[Part of a data file]
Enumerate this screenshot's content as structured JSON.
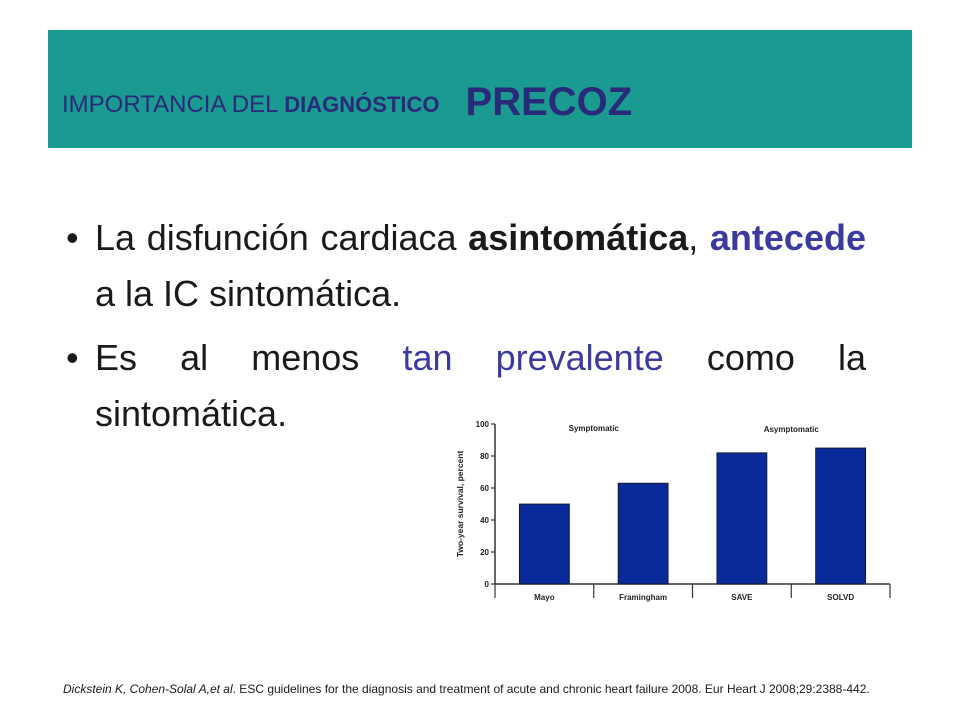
{
  "header": {
    "title_part1": "IMPORTANCIA DEL ",
    "title_part2": "DIAGNÓSTICO",
    "title_part3": "PRECOZ"
  },
  "bullets": [
    {
      "seg1": "La disfunción cardiaca ",
      "seg2": "asintomática",
      "seg3": ", ",
      "seg4": "antecede",
      "seg5": " a la IC sintomática."
    },
    {
      "seg1": "Es al menos ",
      "seg2": "tan prevalente",
      "seg3": " como la sintomática."
    }
  ],
  "citation": {
    "authors": "Dickstein K, Cohen-Solal A,et al",
    "text": ". ESC guidelines for the diagnosis and treatment of acute and chronic heart failure 2008. Eur Heart J 2008;29:2388-442."
  },
  "colors": {
    "header_bg": "#1a9a91",
    "title_text": "#2a2a7a",
    "accent_blue": "#3a3aa0",
    "bar_fill": "#0a2a9a"
  },
  "chart_data": {
    "type": "bar",
    "categories": [
      "Mayo",
      "Framingham",
      "SAVE",
      "SOLVD"
    ],
    "values": [
      50,
      63,
      82,
      85
    ],
    "ylabel": "Two-year survival, percent",
    "ylim": [
      0,
      100
    ],
    "yticks": [
      0,
      20,
      40,
      60,
      80,
      100
    ],
    "group_labels": [
      "Symptomatic",
      "Asymptomatic"
    ],
    "grid": false
  }
}
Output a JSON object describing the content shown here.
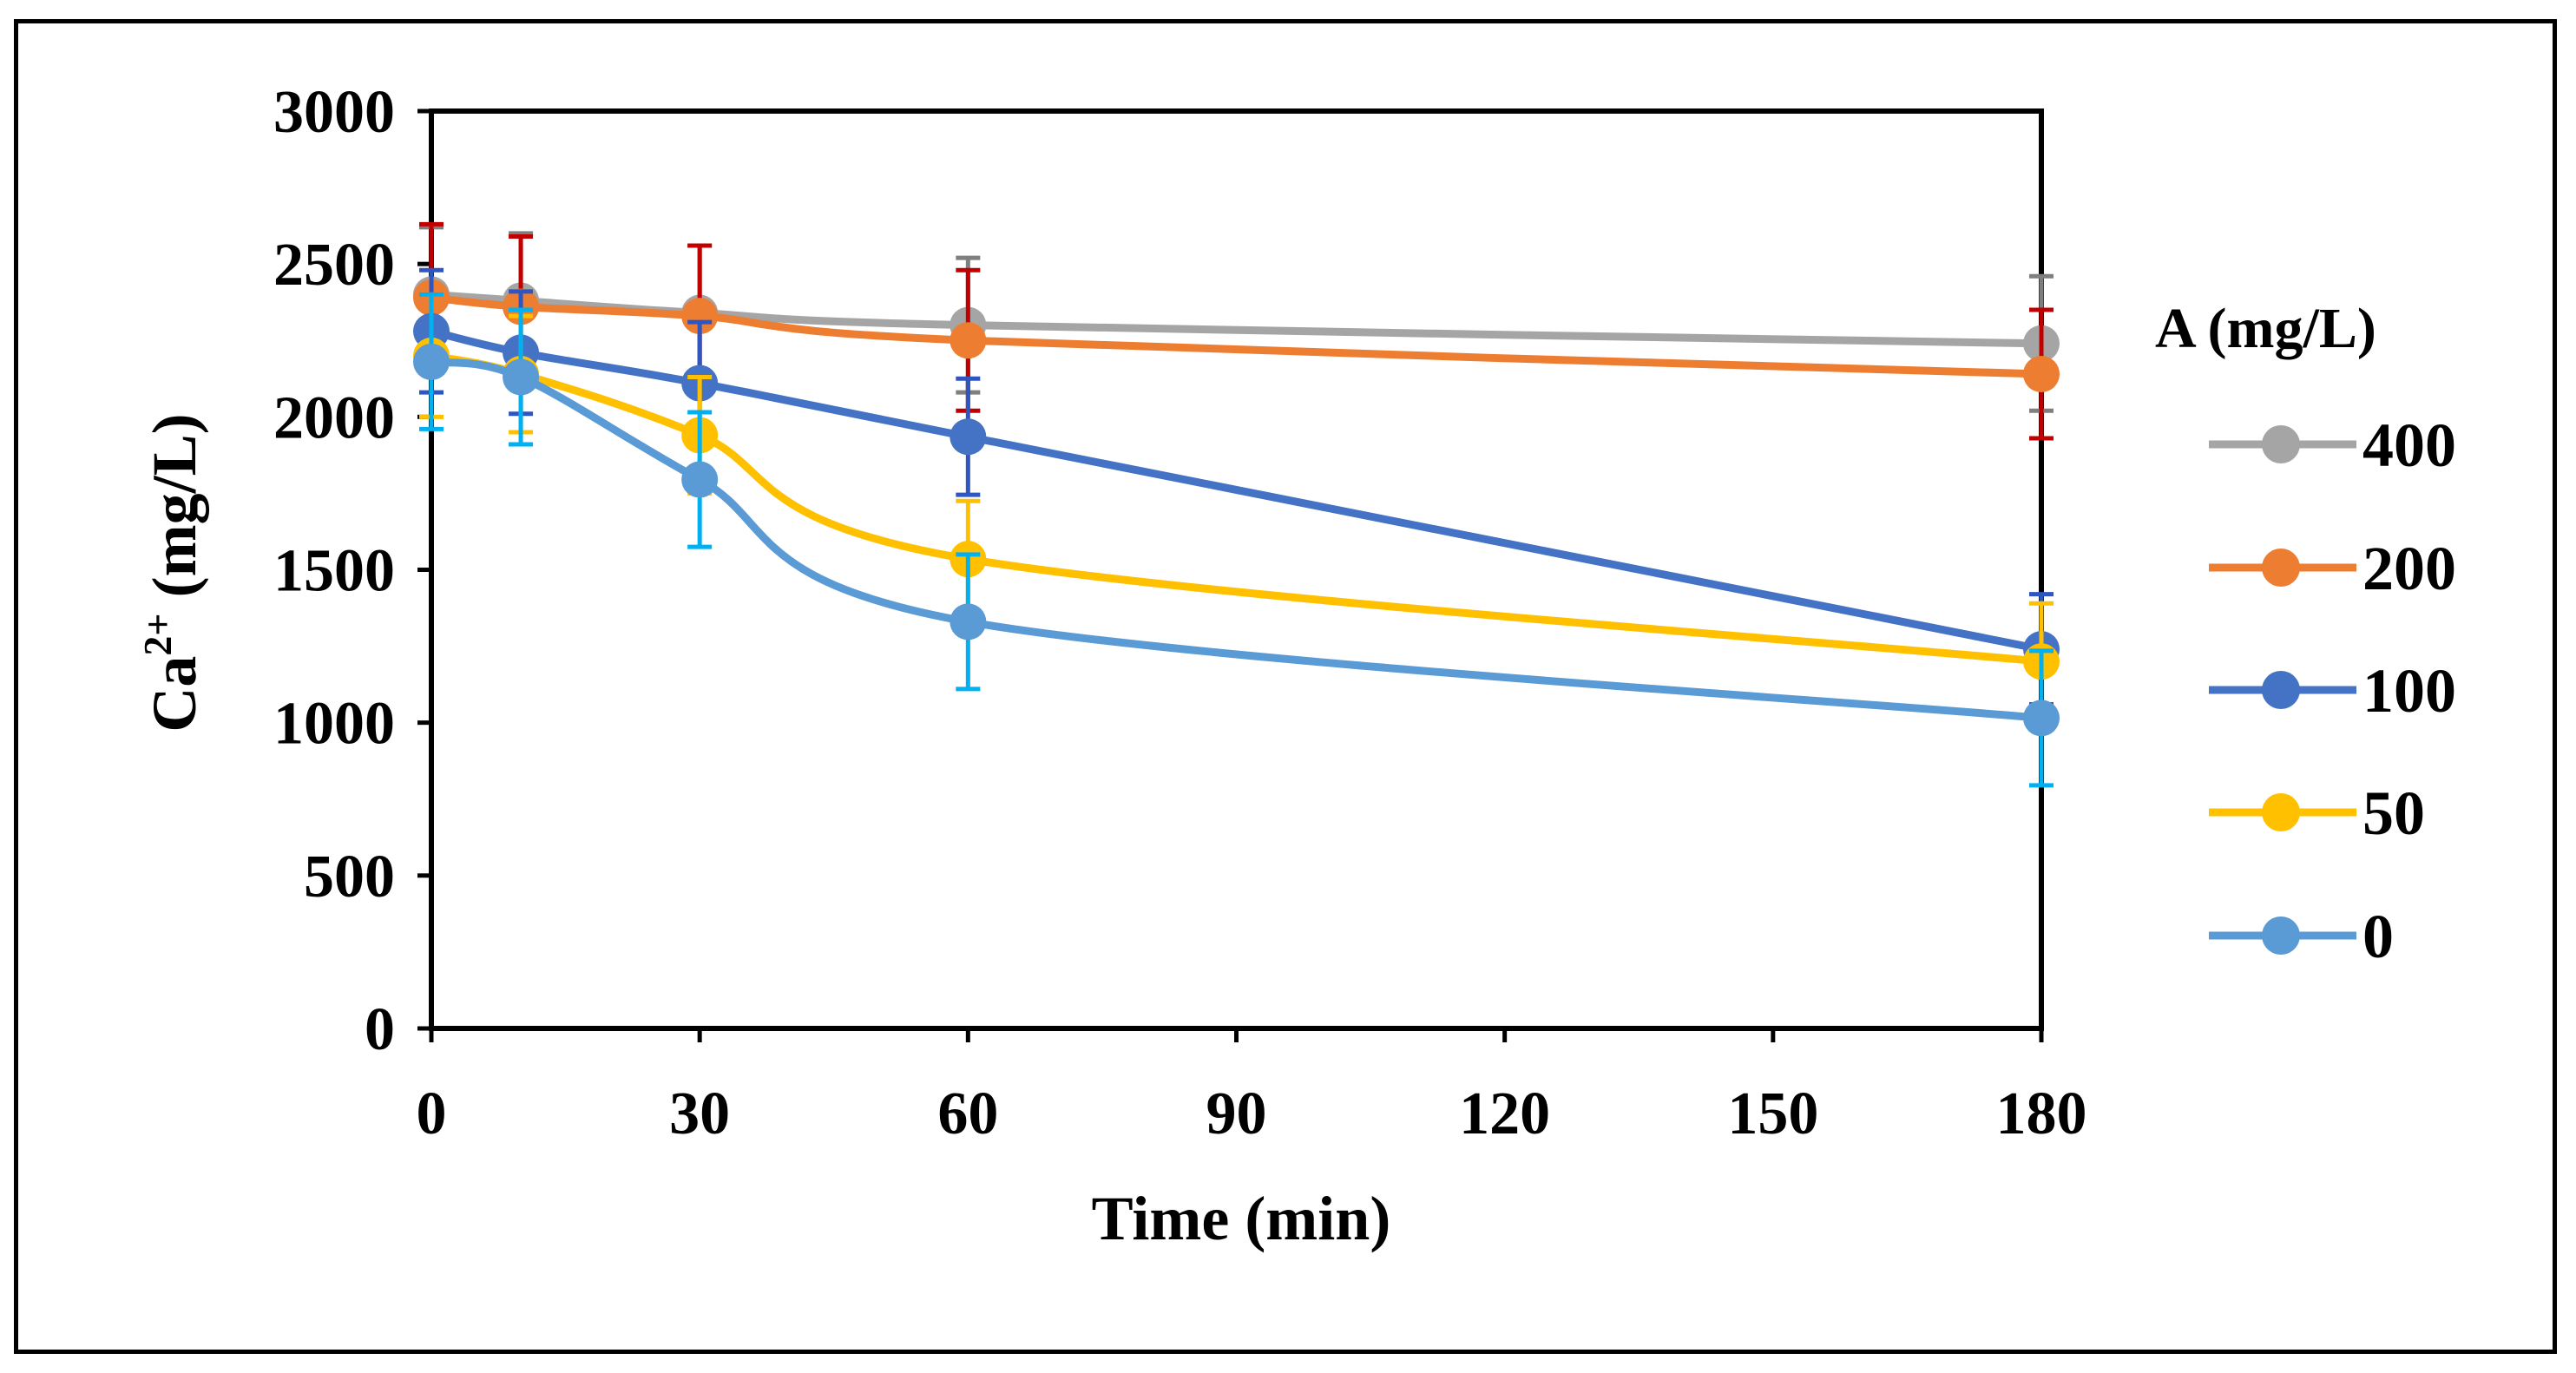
{
  "chart_data": {
    "type": "line",
    "xlabel": "Time (min)",
    "ylabel": "Ca²⁺ (mg/L)",
    "ylabel_base": "Ca",
    "ylabel_sup": "2+",
    "ylabel_rest": " (mg/L)",
    "xlim": [
      0,
      180
    ],
    "ylim": [
      0,
      3000
    ],
    "xticks": [
      0,
      30,
      60,
      90,
      120,
      150,
      180
    ],
    "yticks": [
      0,
      500,
      1000,
      1500,
      2000,
      2500,
      3000
    ],
    "grid": false,
    "legend_title": "A (mg/L)",
    "legend_placement": "right",
    "x": [
      0,
      10,
      30,
      60,
      180
    ],
    "series": [
      {
        "name": "400",
        "color": "#A5A5A5",
        "error_color": "#7F7F7F",
        "values": [
          2400,
          2380,
          2340,
          2300,
          2240
        ],
        "errors": [
          220,
          220,
          220,
          220,
          220
        ]
      },
      {
        "name": "200",
        "color": "#ED7D31",
        "error_color": "#C00000",
        "values": [
          2390,
          2360,
          2330,
          2250,
          2140
        ],
        "errors": [
          240,
          230,
          230,
          230,
          210
        ]
      },
      {
        "name": "100",
        "color": "#4472C4",
        "error_color": "#2F55C0",
        "values": [
          2280,
          2210,
          2110,
          1935,
          1240
        ],
        "errors": [
          200,
          200,
          200,
          190,
          180
        ]
      },
      {
        "name": "50",
        "color": "#FFC000",
        "error_color": "#FFC000",
        "values": [
          2200,
          2140,
          1940,
          1535,
          1200
        ],
        "errors": [
          200,
          190,
          190,
          190,
          190
        ]
      },
      {
        "name": "0",
        "color": "#5B9BD5",
        "error_color": "#00B0F0",
        "values": [
          2180,
          2130,
          1795,
          1330,
          1015
        ],
        "errors": [
          220,
          220,
          220,
          220,
          220
        ]
      }
    ]
  }
}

**TASK TO COMPLETE:** Pictures stay out; reproduce every line of the records exactly.

**RESPONSE:**
Enumerate this screenshot's content as structured JSON.
{
  "header": {
    "title_part1": "IMPORTANCIA DEL ",
    "title_part2": "DIAGNÓSTICO",
    "title_part3": "PRECOZ"
  },
  "bullets": [
    {
      "seg1": "La disfunción cardiaca ",
      "seg2": "asintomática",
      "seg3": ", ",
      "seg4": "antecede",
      "seg5": " a la IC sintomática."
    },
    {
      "seg1": "Es al menos ",
      "seg2": "tan prevalente",
      "seg3": " como la sintomática."
    }
  ],
  "citation": {
    "authors": "Dickstein K, Cohen-Solal A,et al",
    "text": ". ESC guidelines for the diagnosis and treatment of acute and chronic heart failure 2008. Eur Heart J 2008;29:2388-442."
  },
  "colors": {
    "header_bg": "#1a9a91",
    "title_text": "#2a2a7a",
    "accent_blue": "#3a3aa0",
    "bar_fill": "#0a2a9a"
  },
  "chart_data": {
    "type": "bar",
    "categories": [
      "Mayo",
      "Framingham",
      "SAVE",
      "SOLVD"
    ],
    "values": [
      50,
      63,
      82,
      85
    ],
    "ylabel": "Two-year survival, percent",
    "ylim": [
      0,
      100
    ],
    "yticks": [
      0,
      20,
      40,
      60,
      80,
      100
    ],
    "group_labels": [
      "Symptomatic",
      "Asymptomatic"
    ],
    "grid": false
  }
}
Output a JSON object describing the content shown here.
{
  "chart_data": {
    "type": "line",
    "xlabel": "Time (min)",
    "ylabel": "Ca²⁺ (mg/L)",
    "ylabel_base": "Ca",
    "ylabel_sup": "2+",
    "ylabel_rest": " (mg/L)",
    "xlim": [
      0,
      180
    ],
    "ylim": [
      0,
      3000
    ],
    "xticks": [
      0,
      30,
      60,
      90,
      120,
      150,
      180
    ],
    "yticks": [
      0,
      500,
      1000,
      1500,
      2000,
      2500,
      3000
    ],
    "grid": false,
    "legend_title": "A (mg/L)",
    "legend_placement": "right",
    "x": [
      0,
      10,
      30,
      60,
      180
    ],
    "series": [
      {
        "name": "400",
        "color": "#A5A5A5",
        "error_color": "#7F7F7F",
        "values": [
          2400,
          2380,
          2340,
          2300,
          2240
        ],
        "errors": [
          220,
          220,
          220,
          220,
          220
        ]
      },
      {
        "name": "200",
        "color": "#ED7D31",
        "error_color": "#C00000",
        "values": [
          2390,
          2360,
          2330,
          2250,
          2140
        ],
        "errors": [
          240,
          230,
          230,
          230,
          210
        ]
      },
      {
        "name": "100",
        "color": "#4472C4",
        "error_color": "#2F55C0",
        "values": [
          2280,
          2210,
          2110,
          1935,
          1240
        ],
        "errors": [
          200,
          200,
          200,
          190,
          180
        ]
      },
      {
        "name": "50",
        "color": "#FFC000",
        "error_color": "#FFC000",
        "values": [
          2200,
          2140,
          1940,
          1535,
          1200
        ],
        "errors": [
          200,
          190,
          190,
          190,
          190
        ]
      },
      {
        "name": "0",
        "color": "#5B9BD5",
        "error_color": "#00B0F0",
        "values": [
          2180,
          2130,
          1795,
          1330,
          1015
        ],
        "errors": [
          220,
          220,
          220,
          220,
          220
        ]
      }
    ]
  }
}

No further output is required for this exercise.